EXERCISE PROMPT:
Each record is to be transcribed exactly.

DATASET RECORDS:
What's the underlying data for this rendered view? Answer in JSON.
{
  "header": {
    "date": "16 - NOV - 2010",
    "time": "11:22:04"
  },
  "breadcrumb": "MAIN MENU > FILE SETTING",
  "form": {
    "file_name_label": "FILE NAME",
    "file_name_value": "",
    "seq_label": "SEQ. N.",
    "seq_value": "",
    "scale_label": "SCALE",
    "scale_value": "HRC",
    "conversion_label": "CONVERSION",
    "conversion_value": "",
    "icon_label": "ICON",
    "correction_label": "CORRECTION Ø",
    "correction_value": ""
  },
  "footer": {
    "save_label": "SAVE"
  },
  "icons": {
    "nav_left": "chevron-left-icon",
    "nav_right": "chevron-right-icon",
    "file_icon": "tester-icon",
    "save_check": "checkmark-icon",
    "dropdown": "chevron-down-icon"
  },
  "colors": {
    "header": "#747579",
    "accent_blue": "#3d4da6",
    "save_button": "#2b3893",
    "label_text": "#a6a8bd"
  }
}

SOLVED PROBLEM:
What's the underlying data for this rendered view? Answer in JSON.
{
  "header": {
    "date": "16 - NOV - 2010",
    "time": "11:22:04"
  },
  "breadcrumb": "MAIN MENU > FILE SETTING",
  "form": {
    "file_name_label": "FILE NAME",
    "file_name_value": "",
    "seq_label": "SEQ. N.",
    "seq_value": "",
    "scale_label": "SCALE",
    "scale_value": "HRC",
    "conversion_label": "CONVERSION",
    "conversion_value": "",
    "icon_label": "ICON",
    "correction_label": "CORRECTION Ø",
    "correction_value": ""
  },
  "footer": {
    "save_label": "SAVE"
  },
  "icons": {
    "nav_left": "chevron-left-icon",
    "nav_right": "chevron-right-icon",
    "file_icon": "tester-icon",
    "save_check": "checkmark-icon",
    "dropdown": "chevron-down-icon"
  },
  "colors": {
    "header": "#747579",
    "accent_blue": "#3d4da6",
    "save_button": "#2b3893",
    "label_text": "#a6a8bd"
  }
}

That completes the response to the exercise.